'''

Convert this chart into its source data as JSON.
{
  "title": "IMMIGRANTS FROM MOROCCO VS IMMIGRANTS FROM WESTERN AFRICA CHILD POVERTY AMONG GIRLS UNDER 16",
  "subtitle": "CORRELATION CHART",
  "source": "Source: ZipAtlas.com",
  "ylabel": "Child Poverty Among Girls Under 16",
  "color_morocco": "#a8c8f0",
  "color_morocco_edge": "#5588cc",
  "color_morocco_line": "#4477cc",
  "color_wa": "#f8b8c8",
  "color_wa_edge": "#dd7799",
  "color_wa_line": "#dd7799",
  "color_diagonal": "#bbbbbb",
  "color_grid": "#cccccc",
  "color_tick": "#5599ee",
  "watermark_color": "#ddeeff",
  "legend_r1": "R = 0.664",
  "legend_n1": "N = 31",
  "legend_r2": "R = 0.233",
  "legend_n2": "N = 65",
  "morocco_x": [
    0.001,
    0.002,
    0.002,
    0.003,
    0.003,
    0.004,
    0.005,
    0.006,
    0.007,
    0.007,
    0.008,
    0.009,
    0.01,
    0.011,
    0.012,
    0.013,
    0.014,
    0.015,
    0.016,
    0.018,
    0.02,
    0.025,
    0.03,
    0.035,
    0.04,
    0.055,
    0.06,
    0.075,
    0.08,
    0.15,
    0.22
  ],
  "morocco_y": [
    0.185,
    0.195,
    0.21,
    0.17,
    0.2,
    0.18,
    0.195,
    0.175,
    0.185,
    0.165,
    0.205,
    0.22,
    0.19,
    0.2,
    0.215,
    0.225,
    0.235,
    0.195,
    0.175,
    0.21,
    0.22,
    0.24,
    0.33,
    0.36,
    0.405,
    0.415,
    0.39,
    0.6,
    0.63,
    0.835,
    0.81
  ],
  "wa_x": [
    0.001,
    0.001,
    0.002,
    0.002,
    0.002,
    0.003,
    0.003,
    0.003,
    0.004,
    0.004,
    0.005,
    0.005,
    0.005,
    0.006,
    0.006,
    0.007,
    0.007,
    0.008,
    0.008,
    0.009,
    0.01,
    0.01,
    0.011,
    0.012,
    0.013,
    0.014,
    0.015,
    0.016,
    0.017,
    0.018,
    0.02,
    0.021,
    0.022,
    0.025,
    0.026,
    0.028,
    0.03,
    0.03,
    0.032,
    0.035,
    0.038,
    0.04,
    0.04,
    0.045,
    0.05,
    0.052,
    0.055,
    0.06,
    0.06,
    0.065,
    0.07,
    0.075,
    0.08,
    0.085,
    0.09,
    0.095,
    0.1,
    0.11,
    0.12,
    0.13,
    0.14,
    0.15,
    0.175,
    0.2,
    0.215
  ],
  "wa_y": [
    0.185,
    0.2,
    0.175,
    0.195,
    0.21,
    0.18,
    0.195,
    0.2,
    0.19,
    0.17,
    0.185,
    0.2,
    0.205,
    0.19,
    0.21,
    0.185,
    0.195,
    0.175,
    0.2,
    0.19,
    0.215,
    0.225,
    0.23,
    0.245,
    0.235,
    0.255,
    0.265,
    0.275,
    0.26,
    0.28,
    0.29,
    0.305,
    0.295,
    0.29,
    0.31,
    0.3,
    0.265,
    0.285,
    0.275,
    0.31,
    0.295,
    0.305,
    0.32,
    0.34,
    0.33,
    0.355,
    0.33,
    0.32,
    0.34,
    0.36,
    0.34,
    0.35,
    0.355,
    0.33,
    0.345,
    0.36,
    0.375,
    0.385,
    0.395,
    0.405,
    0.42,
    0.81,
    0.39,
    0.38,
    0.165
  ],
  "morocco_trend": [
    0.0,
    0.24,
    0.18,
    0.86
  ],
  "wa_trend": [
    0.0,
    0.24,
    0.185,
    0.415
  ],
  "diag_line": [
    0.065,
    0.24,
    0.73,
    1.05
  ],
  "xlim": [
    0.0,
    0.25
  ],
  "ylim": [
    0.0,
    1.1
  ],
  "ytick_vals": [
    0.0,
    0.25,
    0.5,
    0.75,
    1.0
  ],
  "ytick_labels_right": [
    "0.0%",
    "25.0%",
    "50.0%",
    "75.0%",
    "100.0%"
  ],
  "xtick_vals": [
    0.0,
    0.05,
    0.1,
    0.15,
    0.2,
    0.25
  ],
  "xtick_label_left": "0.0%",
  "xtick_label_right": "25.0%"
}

'''

> **Work to complete**
Print out every entry, keeping each one exact.

> **Exercise result**
Convert this chart into its source data as JSON.
{
  "title": "IMMIGRANTS FROM MOROCCO VS IMMIGRANTS FROM WESTERN AFRICA CHILD POVERTY AMONG GIRLS UNDER 16",
  "subtitle": "CORRELATION CHART",
  "source": "Source: ZipAtlas.com",
  "ylabel": "Child Poverty Among Girls Under 16",
  "color_morocco": "#a8c8f0",
  "color_morocco_edge": "#5588cc",
  "color_morocco_line": "#4477cc",
  "color_wa": "#f8b8c8",
  "color_wa_edge": "#dd7799",
  "color_wa_line": "#dd7799",
  "color_diagonal": "#bbbbbb",
  "color_grid": "#cccccc",
  "color_tick": "#5599ee",
  "watermark_color": "#ddeeff",
  "legend_r1": "R = 0.664",
  "legend_n1": "N = 31",
  "legend_r2": "R = 0.233",
  "legend_n2": "N = 65",
  "morocco_x": [
    0.001,
    0.002,
    0.002,
    0.003,
    0.003,
    0.004,
    0.005,
    0.006,
    0.007,
    0.007,
    0.008,
    0.009,
    0.01,
    0.011,
    0.012,
    0.013,
    0.014,
    0.015,
    0.016,
    0.018,
    0.02,
    0.025,
    0.03,
    0.035,
    0.04,
    0.055,
    0.06,
    0.075,
    0.08,
    0.15,
    0.22
  ],
  "morocco_y": [
    0.185,
    0.195,
    0.21,
    0.17,
    0.2,
    0.18,
    0.195,
    0.175,
    0.185,
    0.165,
    0.205,
    0.22,
    0.19,
    0.2,
    0.215,
    0.225,
    0.235,
    0.195,
    0.175,
    0.21,
    0.22,
    0.24,
    0.33,
    0.36,
    0.405,
    0.415,
    0.39,
    0.6,
    0.63,
    0.835,
    0.81
  ],
  "wa_x": [
    0.001,
    0.001,
    0.002,
    0.002,
    0.002,
    0.003,
    0.003,
    0.003,
    0.004,
    0.004,
    0.005,
    0.005,
    0.005,
    0.006,
    0.006,
    0.007,
    0.007,
    0.008,
    0.008,
    0.009,
    0.01,
    0.01,
    0.011,
    0.012,
    0.013,
    0.014,
    0.015,
    0.016,
    0.017,
    0.018,
    0.02,
    0.021,
    0.022,
    0.025,
    0.026,
    0.028,
    0.03,
    0.03,
    0.032,
    0.035,
    0.038,
    0.04,
    0.04,
    0.045,
    0.05,
    0.052,
    0.055,
    0.06,
    0.06,
    0.065,
    0.07,
    0.075,
    0.08,
    0.085,
    0.09,
    0.095,
    0.1,
    0.11,
    0.12,
    0.13,
    0.14,
    0.15,
    0.175,
    0.2,
    0.215
  ],
  "wa_y": [
    0.185,
    0.2,
    0.175,
    0.195,
    0.21,
    0.18,
    0.195,
    0.2,
    0.19,
    0.17,
    0.185,
    0.2,
    0.205,
    0.19,
    0.21,
    0.185,
    0.195,
    0.175,
    0.2,
    0.19,
    0.215,
    0.225,
    0.23,
    0.245,
    0.235,
    0.255,
    0.265,
    0.275,
    0.26,
    0.28,
    0.29,
    0.305,
    0.295,
    0.29,
    0.31,
    0.3,
    0.265,
    0.285,
    0.275,
    0.31,
    0.295,
    0.305,
    0.32,
    0.34,
    0.33,
    0.355,
    0.33,
    0.32,
    0.34,
    0.36,
    0.34,
    0.35,
    0.355,
    0.33,
    0.345,
    0.36,
    0.375,
    0.385,
    0.395,
    0.405,
    0.42,
    0.81,
    0.39,
    0.38,
    0.165
  ],
  "morocco_trend": [
    0.0,
    0.24,
    0.18,
    0.86
  ],
  "wa_trend": [
    0.0,
    0.24,
    0.185,
    0.415
  ],
  "diag_line": [
    0.065,
    0.24,
    0.73,
    1.05
  ],
  "xlim": [
    0.0,
    0.25
  ],
  "ylim": [
    0.0,
    1.1
  ],
  "ytick_vals": [
    0.0,
    0.25,
    0.5,
    0.75,
    1.0
  ],
  "ytick_labels_right": [
    "0.0%",
    "25.0%",
    "50.0%",
    "75.0%",
    "100.0%"
  ],
  "xtick_vals": [
    0.0,
    0.05,
    0.1,
    0.15,
    0.2,
    0.25
  ],
  "xtick_label_left": "0.0%",
  "xtick_label_right": "25.0%"
}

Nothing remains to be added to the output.